**WHAT YOU WILL DO**
Gather every line of the entries that includes the word "graduateinstitute".

Records from a collection:
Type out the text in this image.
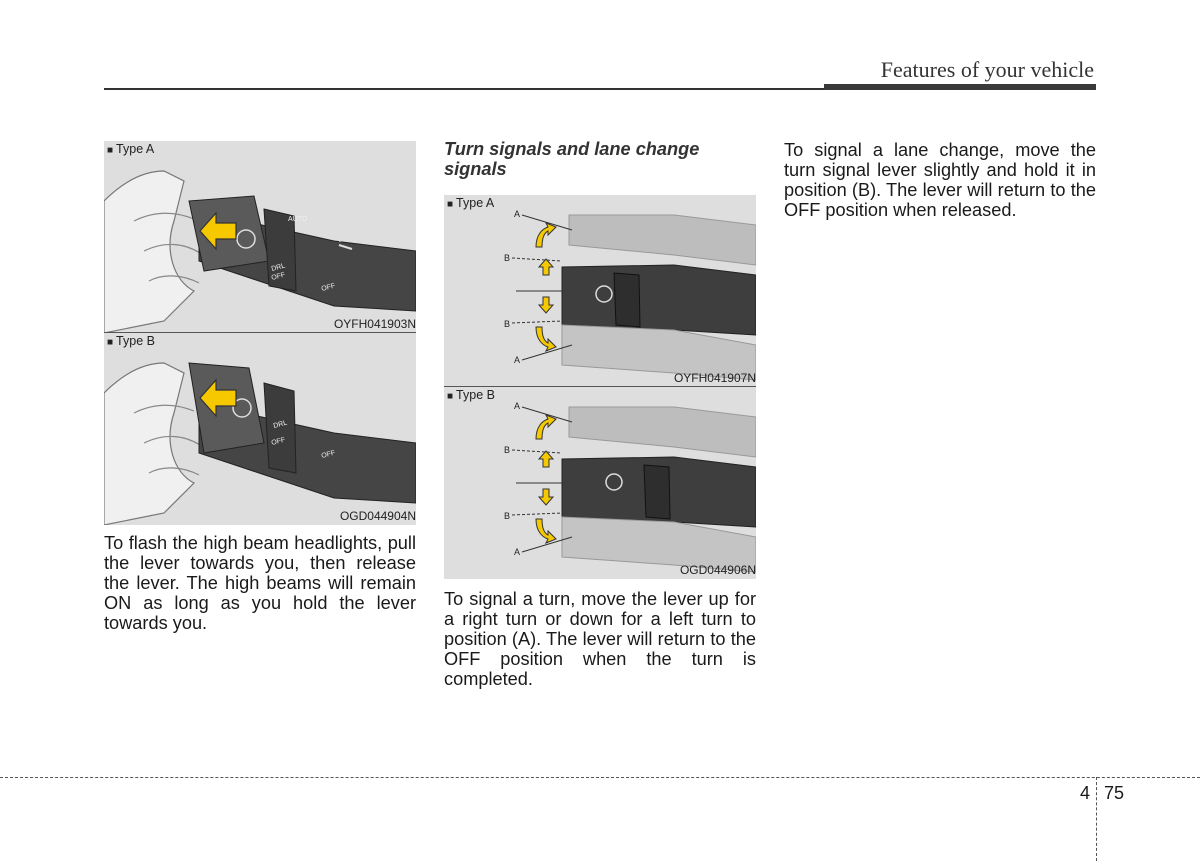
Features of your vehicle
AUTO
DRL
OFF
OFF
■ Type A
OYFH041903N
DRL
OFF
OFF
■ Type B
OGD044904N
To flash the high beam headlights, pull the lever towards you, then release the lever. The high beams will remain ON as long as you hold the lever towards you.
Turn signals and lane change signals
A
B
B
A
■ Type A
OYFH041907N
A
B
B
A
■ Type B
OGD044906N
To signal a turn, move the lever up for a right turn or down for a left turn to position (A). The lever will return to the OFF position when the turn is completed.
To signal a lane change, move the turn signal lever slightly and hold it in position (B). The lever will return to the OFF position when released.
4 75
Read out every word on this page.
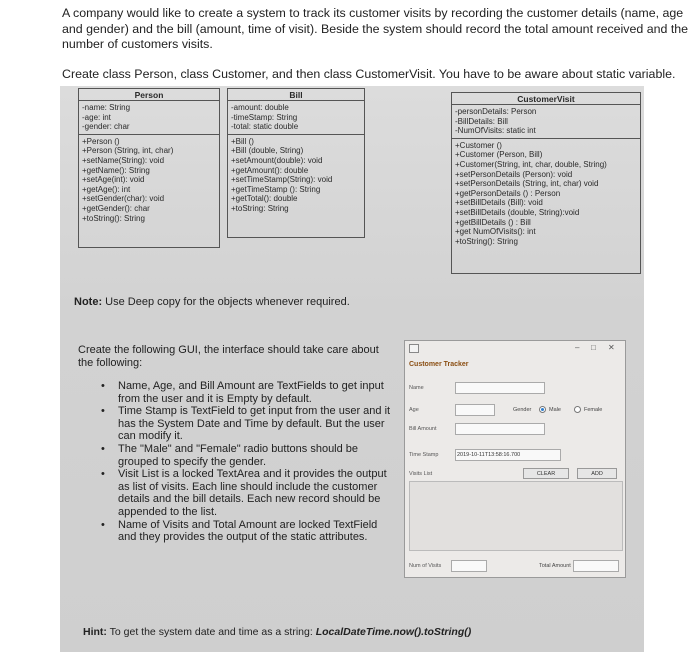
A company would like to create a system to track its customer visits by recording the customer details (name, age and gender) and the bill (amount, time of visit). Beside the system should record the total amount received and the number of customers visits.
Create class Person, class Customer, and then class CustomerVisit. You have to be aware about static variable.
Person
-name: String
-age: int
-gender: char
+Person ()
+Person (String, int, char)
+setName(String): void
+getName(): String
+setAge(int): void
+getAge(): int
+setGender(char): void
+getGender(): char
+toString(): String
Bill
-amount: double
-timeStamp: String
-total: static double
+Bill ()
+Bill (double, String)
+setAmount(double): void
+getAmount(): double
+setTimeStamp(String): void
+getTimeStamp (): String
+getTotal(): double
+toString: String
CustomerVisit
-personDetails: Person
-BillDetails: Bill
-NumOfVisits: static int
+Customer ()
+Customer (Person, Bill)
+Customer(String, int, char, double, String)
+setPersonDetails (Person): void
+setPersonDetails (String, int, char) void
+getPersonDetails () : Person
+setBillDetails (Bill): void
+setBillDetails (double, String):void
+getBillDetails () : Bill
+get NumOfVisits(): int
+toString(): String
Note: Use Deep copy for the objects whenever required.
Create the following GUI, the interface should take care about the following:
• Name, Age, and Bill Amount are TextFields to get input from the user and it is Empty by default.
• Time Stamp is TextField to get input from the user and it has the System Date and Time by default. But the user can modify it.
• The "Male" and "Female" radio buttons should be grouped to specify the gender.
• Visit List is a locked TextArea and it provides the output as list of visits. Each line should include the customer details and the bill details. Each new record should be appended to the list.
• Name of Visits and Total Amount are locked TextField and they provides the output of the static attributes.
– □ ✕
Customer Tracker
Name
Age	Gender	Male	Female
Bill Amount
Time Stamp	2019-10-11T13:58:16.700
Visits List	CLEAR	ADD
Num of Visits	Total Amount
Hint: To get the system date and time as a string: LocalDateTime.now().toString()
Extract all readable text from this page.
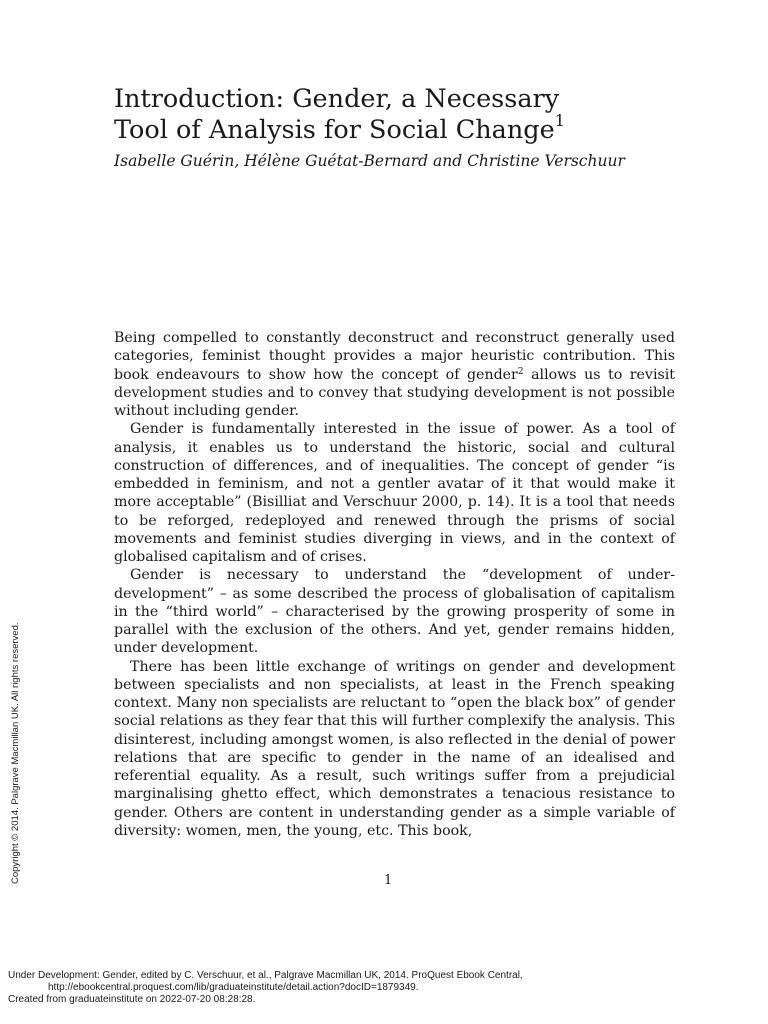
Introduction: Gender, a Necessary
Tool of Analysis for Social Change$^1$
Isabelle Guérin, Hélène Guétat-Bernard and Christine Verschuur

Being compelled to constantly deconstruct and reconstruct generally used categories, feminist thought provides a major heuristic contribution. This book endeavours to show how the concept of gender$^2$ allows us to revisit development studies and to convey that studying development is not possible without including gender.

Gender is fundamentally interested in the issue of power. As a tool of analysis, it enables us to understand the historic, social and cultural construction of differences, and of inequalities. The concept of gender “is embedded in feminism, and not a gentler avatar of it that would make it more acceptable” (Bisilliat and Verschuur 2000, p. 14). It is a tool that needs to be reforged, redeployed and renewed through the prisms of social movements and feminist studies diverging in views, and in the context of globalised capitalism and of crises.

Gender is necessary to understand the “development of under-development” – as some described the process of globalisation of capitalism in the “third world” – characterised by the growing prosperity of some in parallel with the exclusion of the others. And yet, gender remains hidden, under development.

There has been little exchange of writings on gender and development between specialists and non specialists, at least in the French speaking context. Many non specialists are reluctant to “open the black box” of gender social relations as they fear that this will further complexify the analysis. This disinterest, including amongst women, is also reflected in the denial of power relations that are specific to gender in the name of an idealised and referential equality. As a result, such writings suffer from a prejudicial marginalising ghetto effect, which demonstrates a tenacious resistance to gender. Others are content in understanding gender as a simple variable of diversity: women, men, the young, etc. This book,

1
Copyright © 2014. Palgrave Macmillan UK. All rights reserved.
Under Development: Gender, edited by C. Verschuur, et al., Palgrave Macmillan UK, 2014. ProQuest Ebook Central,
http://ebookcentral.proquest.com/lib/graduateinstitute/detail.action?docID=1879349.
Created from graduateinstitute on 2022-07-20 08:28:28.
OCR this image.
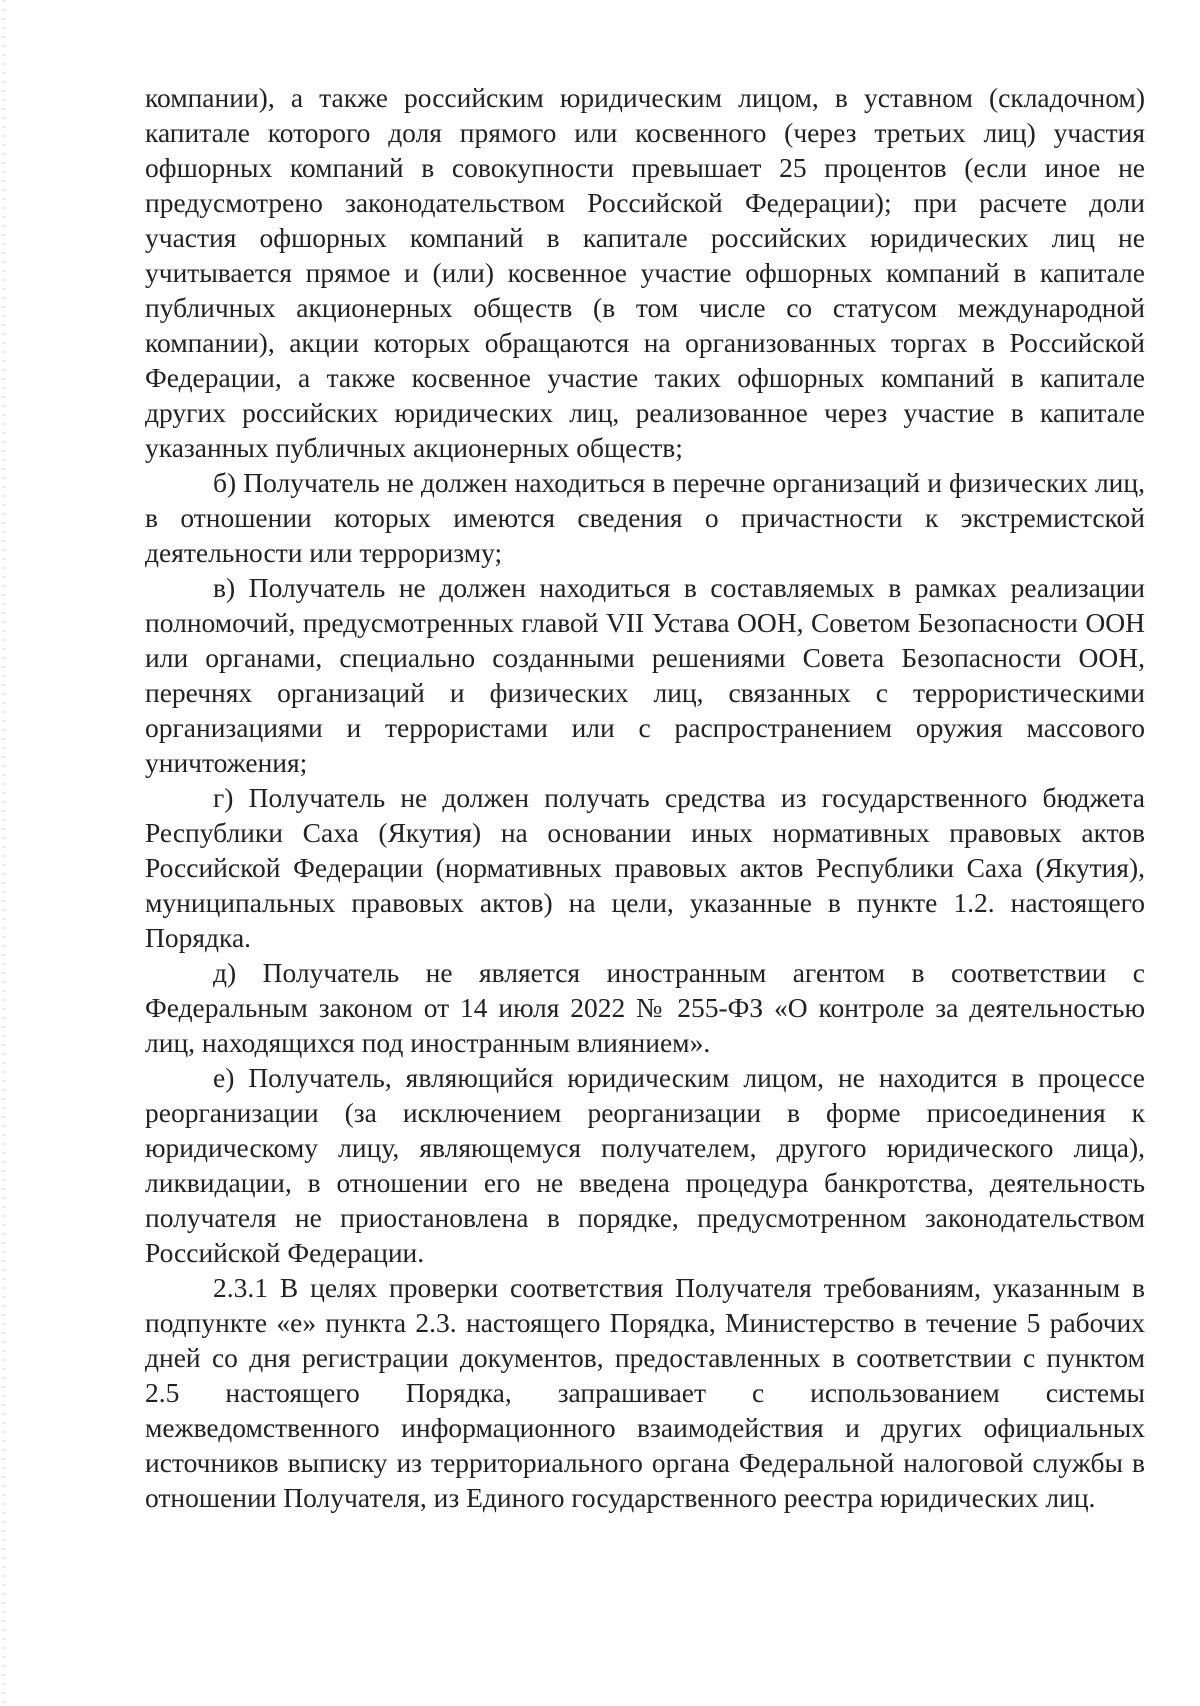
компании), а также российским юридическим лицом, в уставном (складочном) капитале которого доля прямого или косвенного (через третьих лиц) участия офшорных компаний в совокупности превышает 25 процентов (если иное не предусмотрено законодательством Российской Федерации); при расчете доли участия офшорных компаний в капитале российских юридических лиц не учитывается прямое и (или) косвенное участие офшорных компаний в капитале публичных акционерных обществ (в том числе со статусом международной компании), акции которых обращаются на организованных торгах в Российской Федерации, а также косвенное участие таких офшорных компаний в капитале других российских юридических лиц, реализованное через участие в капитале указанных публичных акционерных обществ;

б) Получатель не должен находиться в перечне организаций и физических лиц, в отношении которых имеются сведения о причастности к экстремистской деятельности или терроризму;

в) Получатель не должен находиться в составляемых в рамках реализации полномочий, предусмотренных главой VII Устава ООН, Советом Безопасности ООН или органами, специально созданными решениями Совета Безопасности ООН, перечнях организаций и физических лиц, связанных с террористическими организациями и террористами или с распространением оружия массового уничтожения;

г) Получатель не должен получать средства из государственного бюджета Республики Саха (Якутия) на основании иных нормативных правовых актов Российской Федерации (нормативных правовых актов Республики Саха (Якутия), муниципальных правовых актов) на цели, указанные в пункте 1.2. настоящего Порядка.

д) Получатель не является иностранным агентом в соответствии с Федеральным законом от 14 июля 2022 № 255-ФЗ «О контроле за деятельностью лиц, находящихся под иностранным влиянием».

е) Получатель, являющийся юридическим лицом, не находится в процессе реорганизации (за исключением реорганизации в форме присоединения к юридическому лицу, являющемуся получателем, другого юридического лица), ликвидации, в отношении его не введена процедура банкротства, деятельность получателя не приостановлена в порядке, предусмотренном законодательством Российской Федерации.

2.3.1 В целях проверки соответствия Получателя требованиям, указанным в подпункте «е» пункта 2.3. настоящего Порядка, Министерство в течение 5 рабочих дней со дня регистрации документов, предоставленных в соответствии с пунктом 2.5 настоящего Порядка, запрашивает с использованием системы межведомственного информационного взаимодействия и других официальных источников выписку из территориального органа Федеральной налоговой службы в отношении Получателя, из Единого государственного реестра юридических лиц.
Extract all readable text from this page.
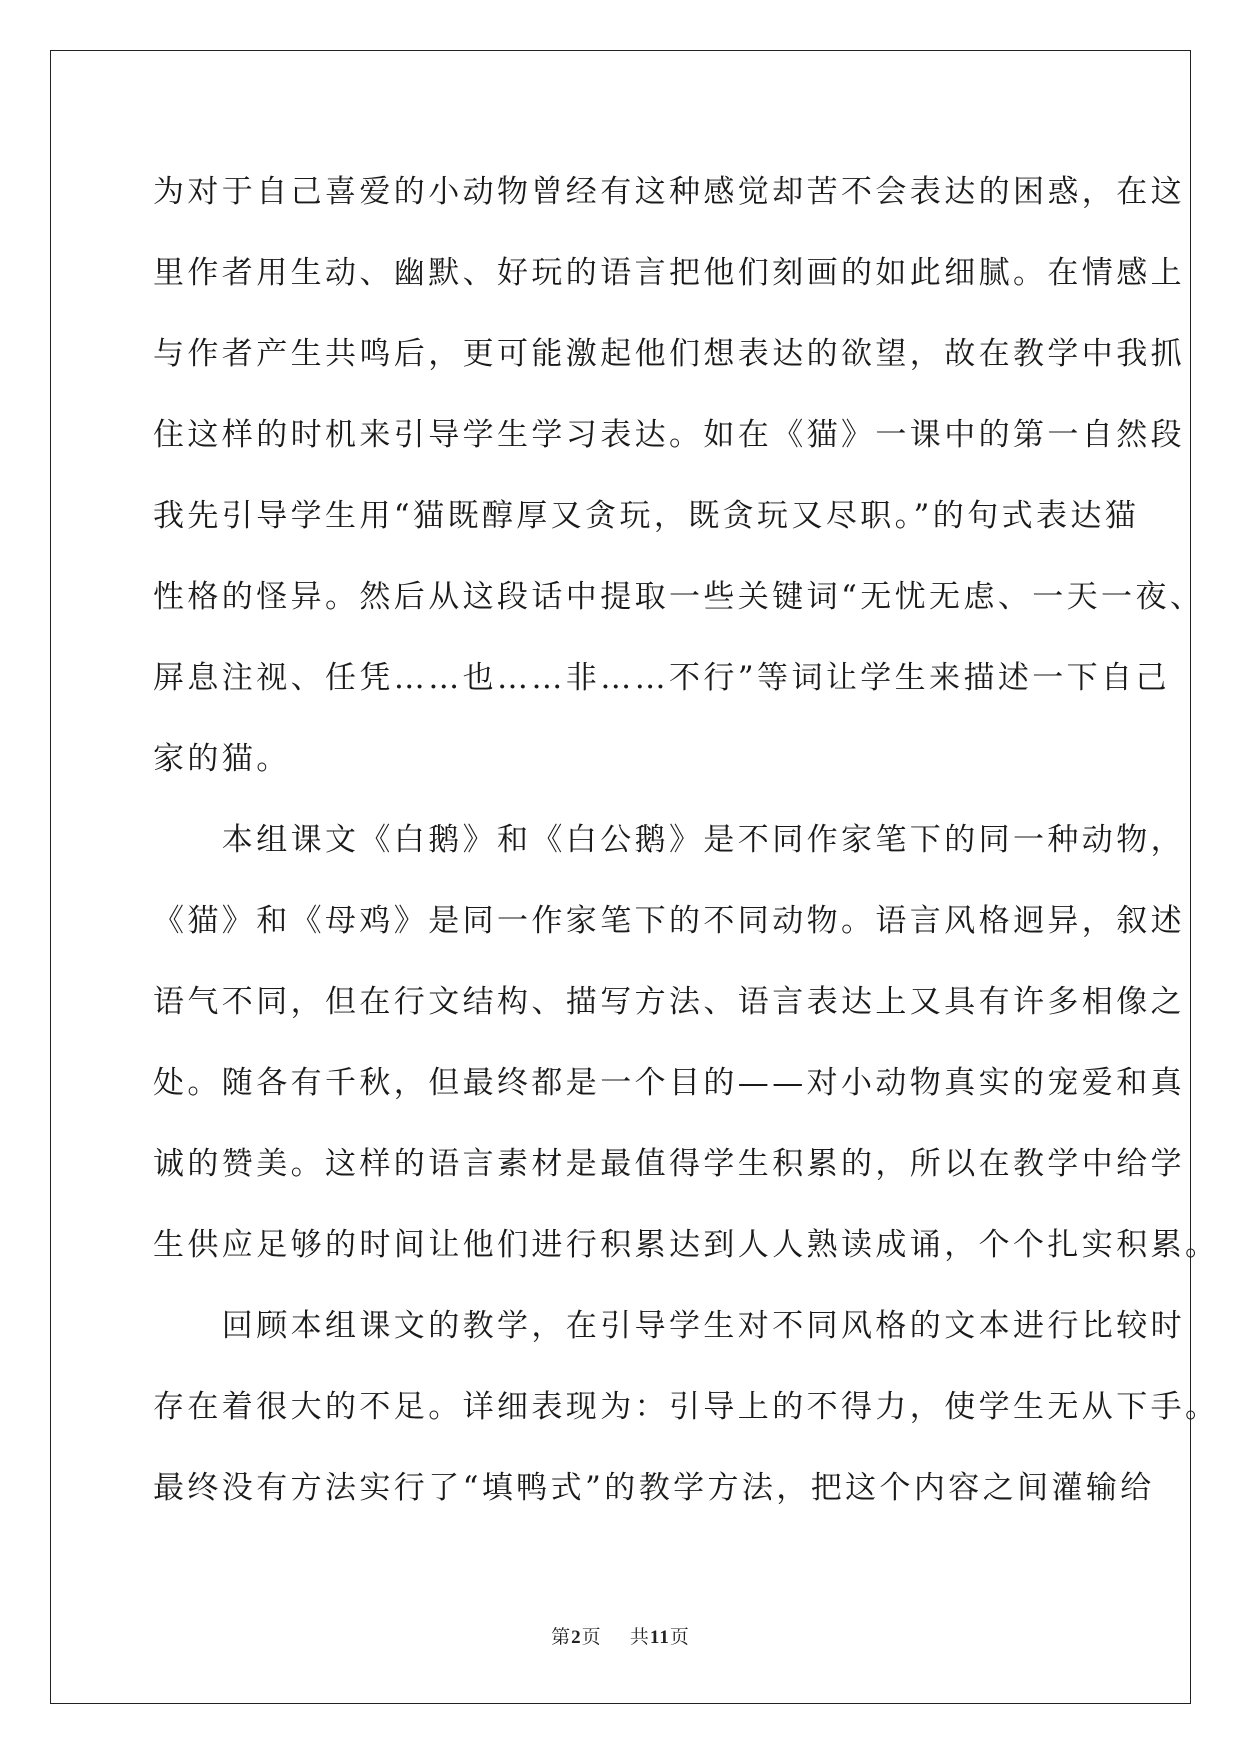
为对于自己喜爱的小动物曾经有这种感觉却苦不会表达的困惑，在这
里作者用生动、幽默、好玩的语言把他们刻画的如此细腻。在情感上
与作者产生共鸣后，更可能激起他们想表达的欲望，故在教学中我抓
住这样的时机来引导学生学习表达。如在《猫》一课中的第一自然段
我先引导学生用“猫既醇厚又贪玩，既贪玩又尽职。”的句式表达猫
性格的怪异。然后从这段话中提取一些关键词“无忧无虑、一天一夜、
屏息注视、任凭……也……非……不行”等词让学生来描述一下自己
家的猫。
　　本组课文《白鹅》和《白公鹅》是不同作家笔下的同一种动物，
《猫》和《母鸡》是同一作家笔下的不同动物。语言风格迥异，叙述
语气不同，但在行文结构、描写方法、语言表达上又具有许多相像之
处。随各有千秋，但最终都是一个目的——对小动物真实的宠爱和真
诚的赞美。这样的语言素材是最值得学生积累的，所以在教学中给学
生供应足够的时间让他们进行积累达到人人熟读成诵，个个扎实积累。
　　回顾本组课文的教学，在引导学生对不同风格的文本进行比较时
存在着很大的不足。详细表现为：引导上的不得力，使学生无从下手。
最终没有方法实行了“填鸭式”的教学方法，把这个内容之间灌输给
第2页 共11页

**SOLUTION FOR THIS TASK**
http://ebookcentral.proquest.com/lib/graduateinstitute/detail.action?docID=1879349.
Created from graduateinstitute on 2022-07-20 08:28:28.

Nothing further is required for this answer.